→ WHAT THE EXERCISE ASKS: Pick out every line in the material below that contains the string "Yamamoto", and copy each one.

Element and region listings

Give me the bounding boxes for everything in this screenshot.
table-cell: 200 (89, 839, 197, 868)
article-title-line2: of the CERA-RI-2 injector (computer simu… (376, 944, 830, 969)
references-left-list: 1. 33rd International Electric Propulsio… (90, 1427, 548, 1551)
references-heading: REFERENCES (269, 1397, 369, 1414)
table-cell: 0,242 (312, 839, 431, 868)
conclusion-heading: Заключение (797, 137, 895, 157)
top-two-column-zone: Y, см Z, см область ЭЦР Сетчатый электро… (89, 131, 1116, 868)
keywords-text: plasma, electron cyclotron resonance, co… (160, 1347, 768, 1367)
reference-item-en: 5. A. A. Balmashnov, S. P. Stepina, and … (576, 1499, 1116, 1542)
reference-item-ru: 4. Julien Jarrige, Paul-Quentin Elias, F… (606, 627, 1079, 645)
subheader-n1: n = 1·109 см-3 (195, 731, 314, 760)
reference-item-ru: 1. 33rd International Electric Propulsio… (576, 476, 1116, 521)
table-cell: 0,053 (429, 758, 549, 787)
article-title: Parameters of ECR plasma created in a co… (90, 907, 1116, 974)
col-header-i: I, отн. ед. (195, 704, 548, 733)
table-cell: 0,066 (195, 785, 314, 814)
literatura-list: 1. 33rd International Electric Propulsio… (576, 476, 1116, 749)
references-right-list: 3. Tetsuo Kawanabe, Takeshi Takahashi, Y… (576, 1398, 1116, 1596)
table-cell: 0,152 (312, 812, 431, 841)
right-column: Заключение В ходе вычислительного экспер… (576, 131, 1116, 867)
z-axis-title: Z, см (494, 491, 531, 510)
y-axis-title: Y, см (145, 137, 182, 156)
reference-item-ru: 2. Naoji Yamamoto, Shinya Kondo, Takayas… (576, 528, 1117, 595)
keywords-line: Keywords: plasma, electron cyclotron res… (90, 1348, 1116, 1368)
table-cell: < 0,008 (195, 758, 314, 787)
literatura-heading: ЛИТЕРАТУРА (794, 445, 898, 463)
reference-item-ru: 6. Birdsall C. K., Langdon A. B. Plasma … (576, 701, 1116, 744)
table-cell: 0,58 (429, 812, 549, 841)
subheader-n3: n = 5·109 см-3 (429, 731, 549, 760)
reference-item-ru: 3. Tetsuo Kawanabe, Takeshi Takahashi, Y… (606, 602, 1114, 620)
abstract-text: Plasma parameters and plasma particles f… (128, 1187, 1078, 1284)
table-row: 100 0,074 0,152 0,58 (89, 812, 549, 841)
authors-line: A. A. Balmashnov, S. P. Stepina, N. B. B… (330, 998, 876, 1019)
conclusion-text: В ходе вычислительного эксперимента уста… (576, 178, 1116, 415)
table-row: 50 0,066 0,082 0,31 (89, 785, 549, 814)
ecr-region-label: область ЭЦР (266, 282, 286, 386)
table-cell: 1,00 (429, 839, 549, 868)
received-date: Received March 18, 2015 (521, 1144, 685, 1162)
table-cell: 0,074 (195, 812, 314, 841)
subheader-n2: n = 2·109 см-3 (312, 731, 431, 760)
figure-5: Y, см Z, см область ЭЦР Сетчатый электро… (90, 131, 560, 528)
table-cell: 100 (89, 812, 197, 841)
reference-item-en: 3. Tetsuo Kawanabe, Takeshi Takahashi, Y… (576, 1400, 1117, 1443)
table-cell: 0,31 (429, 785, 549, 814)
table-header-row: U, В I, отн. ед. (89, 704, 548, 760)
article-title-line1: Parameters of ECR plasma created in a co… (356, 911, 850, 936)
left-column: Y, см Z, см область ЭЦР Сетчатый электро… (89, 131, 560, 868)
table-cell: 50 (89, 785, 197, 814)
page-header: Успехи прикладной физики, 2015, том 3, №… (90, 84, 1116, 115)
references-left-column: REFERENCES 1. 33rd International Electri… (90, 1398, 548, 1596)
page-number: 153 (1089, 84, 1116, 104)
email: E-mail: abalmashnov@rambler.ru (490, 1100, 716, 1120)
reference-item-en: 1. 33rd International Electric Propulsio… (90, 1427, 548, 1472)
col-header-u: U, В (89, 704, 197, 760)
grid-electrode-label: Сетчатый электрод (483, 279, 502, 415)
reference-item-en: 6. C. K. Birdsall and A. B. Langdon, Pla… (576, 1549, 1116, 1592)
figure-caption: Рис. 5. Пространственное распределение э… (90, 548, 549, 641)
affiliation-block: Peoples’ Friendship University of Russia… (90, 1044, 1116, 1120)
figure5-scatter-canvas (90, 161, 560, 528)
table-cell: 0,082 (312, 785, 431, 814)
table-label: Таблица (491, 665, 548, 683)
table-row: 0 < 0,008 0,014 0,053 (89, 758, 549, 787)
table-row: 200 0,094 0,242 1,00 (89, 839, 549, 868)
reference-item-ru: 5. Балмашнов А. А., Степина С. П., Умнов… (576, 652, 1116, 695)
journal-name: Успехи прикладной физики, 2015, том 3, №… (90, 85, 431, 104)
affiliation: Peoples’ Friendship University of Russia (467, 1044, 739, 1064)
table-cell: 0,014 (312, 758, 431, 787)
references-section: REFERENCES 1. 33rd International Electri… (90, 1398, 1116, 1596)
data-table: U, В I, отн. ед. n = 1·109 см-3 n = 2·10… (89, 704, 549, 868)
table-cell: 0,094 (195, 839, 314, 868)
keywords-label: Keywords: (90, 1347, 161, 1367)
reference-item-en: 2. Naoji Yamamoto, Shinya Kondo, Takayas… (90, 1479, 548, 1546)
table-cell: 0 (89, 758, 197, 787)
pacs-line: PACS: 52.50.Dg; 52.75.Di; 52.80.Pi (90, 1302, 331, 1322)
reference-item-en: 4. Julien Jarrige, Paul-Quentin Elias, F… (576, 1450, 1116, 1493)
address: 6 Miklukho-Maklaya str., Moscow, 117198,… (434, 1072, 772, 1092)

→ RESULT FOR THIS TASK:
reference-item-ru: 2. Naoji Yamamoto, Shinya Kondo, Takayas… (576, 528, 1117, 595)
reference-item-en: 2. Naoji Yamamoto, Shinya Kondo, Takayas… (90, 1479, 548, 1546)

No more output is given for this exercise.